(Saved data entries)
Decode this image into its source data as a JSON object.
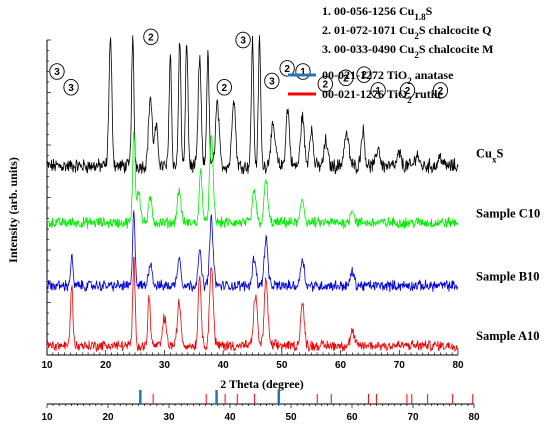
{
  "chart_data": {
    "type": "line",
    "xlabel": "2 Theta (degree)",
    "ylabel": "Intensity (arb. units)",
    "xlim": [
      10,
      80
    ],
    "x_ticks": [
      "10",
      "20",
      "30",
      "40",
      "50",
      "60",
      "70",
      "80"
    ],
    "ref_x_ticks": [
      "10",
      "20",
      "30",
      "40",
      "50",
      "60",
      "70",
      "80"
    ],
    "legend": [
      {
        "label": "1. 00-056-1256 Cu",
        "sub": "1.8",
        "tail": "S"
      },
      {
        "label": "2. 01-072-1071 Cu",
        "sub": "2",
        "tail": "S chalcocite Q"
      },
      {
        "label": "3. 00-033-0490 Cu",
        "sub": "2",
        "tail": "S chalcocite M"
      },
      {
        "label": "00-021-1272 TiO",
        "sub": "2",
        "tail": " anatase",
        "color": "#1f77b4"
      },
      {
        "label": "00-021-1276 TiO",
        "sub": "2",
        "tail": " rutile",
        "color": "#ff0000"
      }
    ],
    "series": [
      {
        "name": "CuxS",
        "label_main": "Cu",
        "label_sub": "x",
        "label_tail": "S",
        "color": "#000000",
        "offset": 0.6,
        "amp": 0.4,
        "peaks": [
          [
            20.8,
            1.0,
            0.25
          ],
          [
            24.6,
            1.0,
            0.2
          ],
          [
            27.6,
            0.55,
            0.3
          ],
          [
            28.6,
            0.3,
            0.3
          ],
          [
            31.0,
            0.9,
            0.2
          ],
          [
            32.6,
            1.0,
            0.2
          ],
          [
            33.8,
            1.0,
            0.2
          ],
          [
            36.0,
            0.85,
            0.25
          ],
          [
            37.4,
            0.9,
            0.2
          ],
          [
            39.0,
            0.5,
            0.3
          ],
          [
            41.8,
            0.55,
            0.3
          ],
          [
            45.0,
            1.0,
            0.2
          ],
          [
            46.2,
            1.0,
            0.2
          ],
          [
            48.5,
            0.3,
            0.4
          ],
          [
            51.0,
            0.45,
            0.3
          ],
          [
            53.5,
            0.4,
            0.3
          ],
          [
            55.0,
            0.3,
            0.3
          ],
          [
            57.5,
            0.2,
            0.3
          ],
          [
            61.0,
            0.25,
            0.4
          ],
          [
            63.8,
            0.28,
            0.3
          ],
          [
            66.4,
            0.15,
            0.3
          ],
          [
            70.0,
            0.1,
            0.3
          ],
          [
            73.0,
            0.1,
            0.3
          ],
          [
            77.0,
            0.08,
            0.3
          ]
        ]
      },
      {
        "name": "Sample C10",
        "color": "#00ee00",
        "offset": 0.42,
        "amp": 0.3,
        "peaks": [
          [
            24.8,
            1.0,
            0.2
          ],
          [
            25.6,
            0.35,
            0.3
          ],
          [
            27.6,
            0.25,
            0.3
          ],
          [
            32.5,
            0.35,
            0.3
          ],
          [
            36.2,
            0.55,
            0.25
          ],
          [
            38.0,
            0.9,
            0.3
          ],
          [
            45.3,
            0.35,
            0.3
          ],
          [
            47.3,
            0.45,
            0.3
          ],
          [
            53.5,
            0.25,
            0.3
          ],
          [
            62.0,
            0.15,
            0.3
          ]
        ]
      },
      {
        "name": "Sample B10",
        "color": "#0000dd",
        "offset": 0.22,
        "amp": 0.3,
        "peaks": [
          [
            14.2,
            0.3,
            0.2
          ],
          [
            24.8,
            0.8,
            0.2
          ],
          [
            27.6,
            0.25,
            0.3
          ],
          [
            32.5,
            0.3,
            0.3
          ],
          [
            36.0,
            0.35,
            0.3
          ],
          [
            38.0,
            0.7,
            0.3
          ],
          [
            45.3,
            0.3,
            0.3
          ],
          [
            47.3,
            0.5,
            0.3
          ],
          [
            53.5,
            0.3,
            0.3
          ],
          [
            62.0,
            0.15,
            0.3
          ]
        ]
      },
      {
        "name": "Sample A10",
        "color": "#ee0000",
        "offset": 0.03,
        "amp": 0.3,
        "peaks": [
          [
            14.2,
            0.65,
            0.2
          ],
          [
            24.8,
            0.9,
            0.2
          ],
          [
            27.4,
            0.55,
            0.2
          ],
          [
            30.0,
            0.3,
            0.3
          ],
          [
            32.5,
            0.45,
            0.3
          ],
          [
            36.0,
            0.75,
            0.25
          ],
          [
            38.0,
            0.85,
            0.3
          ],
          [
            45.5,
            0.55,
            0.3
          ],
          [
            47.3,
            0.7,
            0.3
          ],
          [
            53.5,
            0.45,
            0.3
          ],
          [
            62.0,
            0.15,
            0.3
          ]
        ]
      }
    ],
    "phase_markers": [
      {
        "x": 11.7,
        "level": 0.9,
        "label": "3"
      },
      {
        "x": 14.1,
        "level": 0.85,
        "label": "3"
      },
      {
        "x": 23.4,
        "level": 1.18,
        "label": "3"
      },
      {
        "x": 26.0,
        "level": 1.18,
        "label": "1"
      },
      {
        "x": 27.7,
        "level": 1.01,
        "label": "2"
      },
      {
        "x": 32.1,
        "level": 1.17,
        "label": "1"
      },
      {
        "x": 33.7,
        "level": 1.24,
        "label": "3"
      },
      {
        "x": 36.0,
        "level": 1.16,
        "label": "3"
      },
      {
        "x": 37.6,
        "level": 1.18,
        "label": "2"
      },
      {
        "x": 40.2,
        "level": 1.16,
        "label": "3"
      },
      {
        "x": 44.5,
        "level": 1.16,
        "label": "2"
      },
      {
        "x": 45.6,
        "level": 1.23,
        "label": "1"
      },
      {
        "x": 43.4,
        "level": 1.0,
        "label": "3"
      },
      {
        "x": 40.2,
        "level": 0.85,
        "label": "2"
      },
      {
        "x": 48.3,
        "level": 0.87,
        "label": "3"
      },
      {
        "x": 50.9,
        "level": 0.91,
        "label": "2"
      },
      {
        "x": 53.6,
        "level": 0.9,
        "label": "1"
      },
      {
        "x": 57.4,
        "level": 0.86,
        "label": "2"
      },
      {
        "x": 60.9,
        "level": 0.88,
        "label": "2"
      },
      {
        "x": 64.0,
        "level": 0.89,
        "label": "2"
      },
      {
        "x": 66.4,
        "level": 0.84,
        "label": "1"
      },
      {
        "x": 71.4,
        "level": 0.84,
        "label": "2"
      },
      {
        "x": 77.0,
        "level": 0.84,
        "label": "2"
      }
    ],
    "anatase_ref": [
      25.3,
      37.8,
      48.0
    ],
    "rutile_ref": [
      27.4,
      36.1,
      39.2,
      41.2,
      44.0,
      54.3,
      56.6,
      62.7,
      64.0,
      69.0,
      69.8,
      72.4,
      76.5,
      79.8
    ],
    "anatase_color": "#1f77b4",
    "rutile_color": "#ff0000"
  }
}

Stated problem:
Copy each line of the records precisely and drop any images they hold.

Written response:
Decode this image into its source data as a JSON object.
{
  "chart_data": {
    "type": "line",
    "xlabel": "2 Theta (degree)",
    "ylabel": "Intensity (arb. units)",
    "xlim": [
      10,
      80
    ],
    "x_ticks": [
      "10",
      "20",
      "30",
      "40",
      "50",
      "60",
      "70",
      "80"
    ],
    "ref_x_ticks": [
      "10",
      "20",
      "30",
      "40",
      "50",
      "60",
      "70",
      "80"
    ],
    "legend": [
      {
        "label": "1. 00-056-1256 Cu",
        "sub": "1.8",
        "tail": "S"
      },
      {
        "label": "2. 01-072-1071 Cu",
        "sub": "2",
        "tail": "S chalcocite Q"
      },
      {
        "label": "3. 00-033-0490 Cu",
        "sub": "2",
        "tail": "S chalcocite M"
      },
      {
        "label": "00-021-1272 TiO",
        "sub": "2",
        "tail": " anatase",
        "color": "#1f77b4"
      },
      {
        "label": "00-021-1276 TiO",
        "sub": "2",
        "tail": " rutile",
        "color": "#ff0000"
      }
    ],
    "series": [
      {
        "name": "CuxS",
        "label_main": "Cu",
        "label_sub": "x",
        "label_tail": "S",
        "color": "#000000",
        "offset": 0.6,
        "amp": 0.4,
        "peaks": [
          [
            20.8,
            1.0,
            0.25
          ],
          [
            24.6,
            1.0,
            0.2
          ],
          [
            27.6,
            0.55,
            0.3
          ],
          [
            28.6,
            0.3,
            0.3
          ],
          [
            31.0,
            0.9,
            0.2
          ],
          [
            32.6,
            1.0,
            0.2
          ],
          [
            33.8,
            1.0,
            0.2
          ],
          [
            36.0,
            0.85,
            0.25
          ],
          [
            37.4,
            0.9,
            0.2
          ],
          [
            39.0,
            0.5,
            0.3
          ],
          [
            41.8,
            0.55,
            0.3
          ],
          [
            45.0,
            1.0,
            0.2
          ],
          [
            46.2,
            1.0,
            0.2
          ],
          [
            48.5,
            0.3,
            0.4
          ],
          [
            51.0,
            0.45,
            0.3
          ],
          [
            53.5,
            0.4,
            0.3
          ],
          [
            55.0,
            0.3,
            0.3
          ],
          [
            57.5,
            0.2,
            0.3
          ],
          [
            61.0,
            0.25,
            0.4
          ],
          [
            63.8,
            0.28,
            0.3
          ],
          [
            66.4,
            0.15,
            0.3
          ],
          [
            70.0,
            0.1,
            0.3
          ],
          [
            73.0,
            0.1,
            0.3
          ],
          [
            77.0,
            0.08,
            0.3
          ]
        ]
      },
      {
        "name": "Sample C10",
        "color": "#00ee00",
        "offset": 0.42,
        "amp": 0.3,
        "peaks": [
          [
            24.8,
            1.0,
            0.2
          ],
          [
            25.6,
            0.35,
            0.3
          ],
          [
            27.6,
            0.25,
            0.3
          ],
          [
            32.5,
            0.35,
            0.3
          ],
          [
            36.2,
            0.55,
            0.25
          ],
          [
            38.0,
            0.9,
            0.3
          ],
          [
            45.3,
            0.35,
            0.3
          ],
          [
            47.3,
            0.45,
            0.3
          ],
          [
            53.5,
            0.25,
            0.3
          ],
          [
            62.0,
            0.15,
            0.3
          ]
        ]
      },
      {
        "name": "Sample B10",
        "color": "#0000dd",
        "offset": 0.22,
        "amp": 0.3,
        "peaks": [
          [
            14.2,
            0.3,
            0.2
          ],
          [
            24.8,
            0.8,
            0.2
          ],
          [
            27.6,
            0.25,
            0.3
          ],
          [
            32.5,
            0.3,
            0.3
          ],
          [
            36.0,
            0.35,
            0.3
          ],
          [
            38.0,
            0.7,
            0.3
          ],
          [
            45.3,
            0.3,
            0.3
          ],
          [
            47.3,
            0.5,
            0.3
          ],
          [
            53.5,
            0.3,
            0.3
          ],
          [
            62.0,
            0.15,
            0.3
          ]
        ]
      },
      {
        "name": "Sample A10",
        "color": "#ee0000",
        "offset": 0.03,
        "amp": 0.3,
        "peaks": [
          [
            14.2,
            0.65,
            0.2
          ],
          [
            24.8,
            0.9,
            0.2
          ],
          [
            27.4,
            0.55,
            0.2
          ],
          [
            30.0,
            0.3,
            0.3
          ],
          [
            32.5,
            0.45,
            0.3
          ],
          [
            36.0,
            0.75,
            0.25
          ],
          [
            38.0,
            0.85,
            0.3
          ],
          [
            45.5,
            0.55,
            0.3
          ],
          [
            47.3,
            0.7,
            0.3
          ],
          [
            53.5,
            0.45,
            0.3
          ],
          [
            62.0,
            0.15,
            0.3
          ]
        ]
      }
    ],
    "phase_markers": [
      {
        "x": 11.7,
        "level": 0.9,
        "label": "3"
      },
      {
        "x": 14.1,
        "level": 0.85,
        "label": "3"
      },
      {
        "x": 23.4,
        "level": 1.18,
        "label": "3"
      },
      {
        "x": 26.0,
        "level": 1.18,
        "label": "1"
      },
      {
        "x": 27.7,
        "level": 1.01,
        "label": "2"
      },
      {
        "x": 32.1,
        "level": 1.17,
        "label": "1"
      },
      {
        "x": 33.7,
        "level": 1.24,
        "label": "3"
      },
      {
        "x": 36.0,
        "level": 1.16,
        "label": "3"
      },
      {
        "x": 37.6,
        "level": 1.18,
        "label": "2"
      },
      {
        "x": 40.2,
        "level": 1.16,
        "label": "3"
      },
      {
        "x": 44.5,
        "level": 1.16,
        "label": "2"
      },
      {
        "x": 45.6,
        "level": 1.23,
        "label": "1"
      },
      {
        "x": 43.4,
        "level": 1.0,
        "label": "3"
      },
      {
        "x": 40.2,
        "level": 0.85,
        "label": "2"
      },
      {
        "x": 48.3,
        "level": 0.87,
        "label": "3"
      },
      {
        "x": 50.9,
        "level": 0.91,
        "label": "2"
      },
      {
        "x": 53.6,
        "level": 0.9,
        "label": "1"
      },
      {
        "x": 57.4,
        "level": 0.86,
        "label": "2"
      },
      {
        "x": 60.9,
        "level": 0.88,
        "label": "2"
      },
      {
        "x": 64.0,
        "level": 0.89,
        "label": "2"
      },
      {
        "x": 66.4,
        "level": 0.84,
        "label": "1"
      },
      {
        "x": 71.4,
        "level": 0.84,
        "label": "2"
      },
      {
        "x": 77.0,
        "level": 0.84,
        "label": "2"
      }
    ],
    "anatase_ref": [
      25.3,
      37.8,
      48.0
    ],
    "rutile_ref": [
      27.4,
      36.1,
      39.2,
      41.2,
      44.0,
      54.3,
      56.6,
      62.7,
      64.0,
      69.0,
      69.8,
      72.4,
      76.5,
      79.8
    ],
    "anatase_color": "#1f77b4",
    "rutile_color": "#ff0000"
  }
}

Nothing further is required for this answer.